-------- GIVEN RECORDS

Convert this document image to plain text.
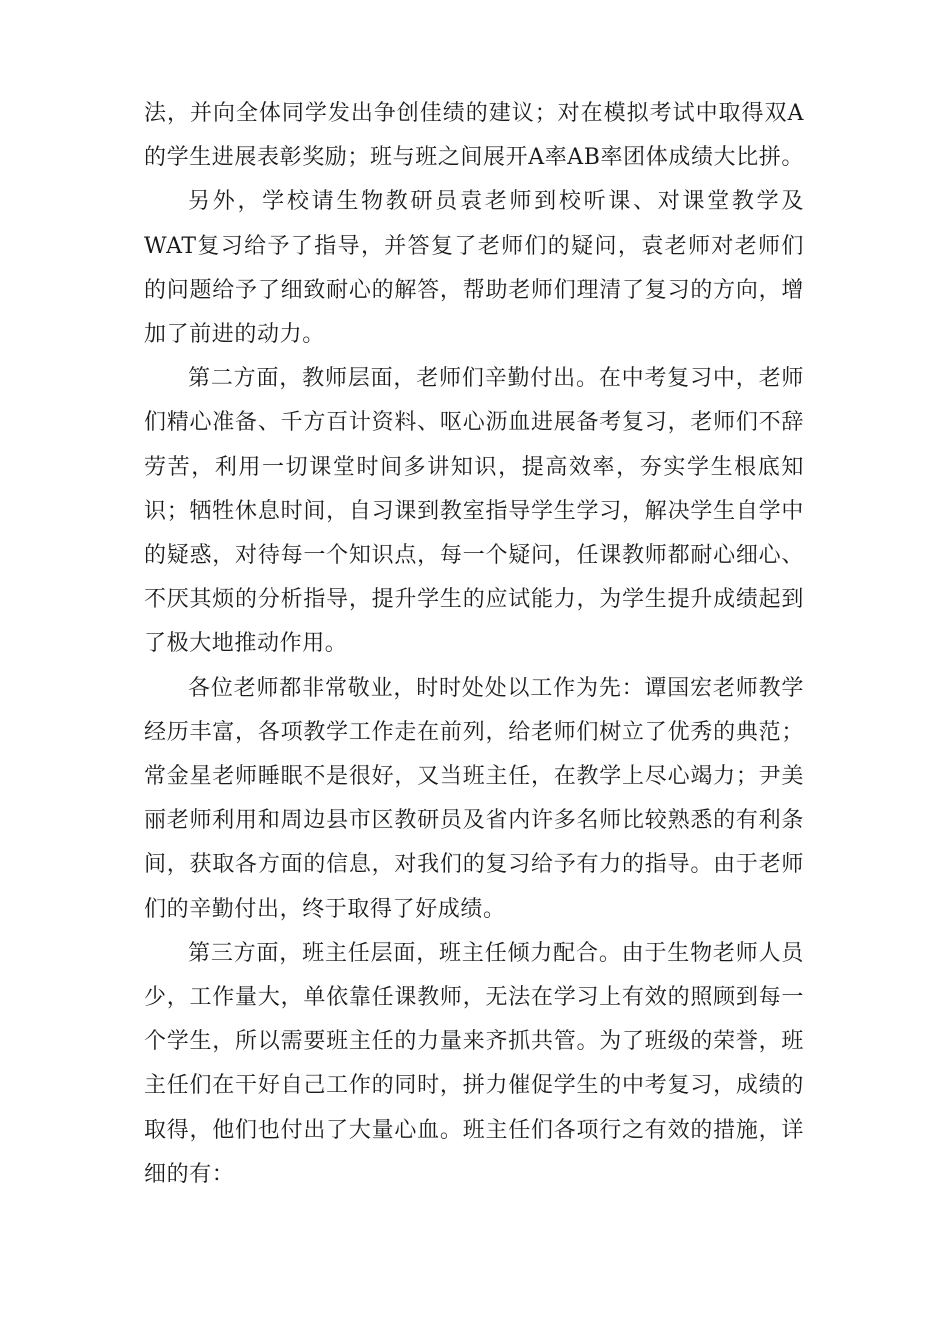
法，并向全体同学发出争创佳绩的建议；对在模拟考试中取得双A的学生进展表彰奖励；班与班之间展开A率AB率团体成绩大比拼。

另外，学校请生物教研员袁老师到校听课、对课堂教学及WAT复习给予了指导，并答复了老师们的疑问，袁老师对老师们的问题给予了细致耐心的解答，帮助老师们理清了复习的方向，增加了前进的动力。

第二方面，教师层面，老师们辛勤付出。在中考复习中，老师们精心准备、千方百计资料、呕心沥血进展备考复习，老师们不辞劳苦，利用一切课堂时间多讲知识，提高效率，夯实学生根底知识；牺牲休息时间，自习课到教室指导学生学习，解决学生自学中的疑惑，对待每一个知识点，每一个疑问，任课教师都耐心细心、不厌其烦的分析指导，提升学生的应试能力，为学生提升成绩起到了极大地推动作用。

各位老师都非常敬业，时时处处以工作为先：谭国宏老师教学经历丰富，各项教学工作走在前列，给老师们树立了优秀的典范；常金星老师睡眠不是很好，又当班主任，在教学上尽心竭力；尹美丽老师利用和周边县市区教研员及省内许多名师比较熟悉的有利条间，获取各方面的信息，对我们的复习给予有力的指导。由于老师们的辛勤付出，终于取得了好成绩。

第三方面，班主任层面，班主任倾力配合。由于生物老师人员少，工作量大，单依靠任课教师，无法在学习上有效的照顾到每一个学生，所以需要班主任的力量来齐抓共管。为了班级的荣誉，班主任们在干好自己工作的同时，拼力催促学生的中考复习，成绩的取得，他们也付出了大量心血。班主任们各项行之有效的措施，详细的有：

----------------

Images in the records should not be copied. Repeat all the rest exactly.

Convert this document image to plain text.
法，并向全体同学发出争创佳绩的建议；对在模拟考试中取得双A的学生进展表彰奖励；班与班之间展开A率AB率团体成绩大比拼。

另外，学校请生物教研员袁老师到校听课、对课堂教学及WAT复习给予了指导，并答复了老师们的疑问，袁老师对老师们的问题给予了细致耐心的解答，帮助老师们理清了复习的方向，增加了前进的动力。

第二方面，教师层面，老师们辛勤付出。在中考复习中，老师们精心准备、千方百计资料、呕心沥血进展备考复习，老师们不辞劳苦，利用一切课堂时间多讲知识，提高效率，夯实学生根底知识；牺牲休息时间，自习课到教室指导学生学习，解决学生自学中的疑惑，对待每一个知识点，每一个疑问，任课教师都耐心细心、不厌其烦的分析指导，提升学生的应试能力，为学生提升成绩起到了极大地推动作用。

各位老师都非常敬业，时时处处以工作为先：谭国宏老师教学经历丰富，各项教学工作走在前列，给老师们树立了优秀的典范；常金星老师睡眠不是很好，又当班主任，在教学上尽心竭力；尹美丽老师利用和周边县市区教研员及省内许多名师比较熟悉的有利条间，获取各方面的信息，对我们的复习给予有力的指导。由于老师们的辛勤付出，终于取得了好成绩。

第三方面，班主任层面，班主任倾力配合。由于生物老师人员少，工作量大，单依靠任课教师，无法在学习上有效的照顾到每一个学生，所以需要班主任的力量来齐抓共管。为了班级的荣誉，班主任们在干好自己工作的同时，拼力催促学生的中考复习，成绩的取得，他们也付出了大量心血。班主任们各项行之有效的措施，详细的有：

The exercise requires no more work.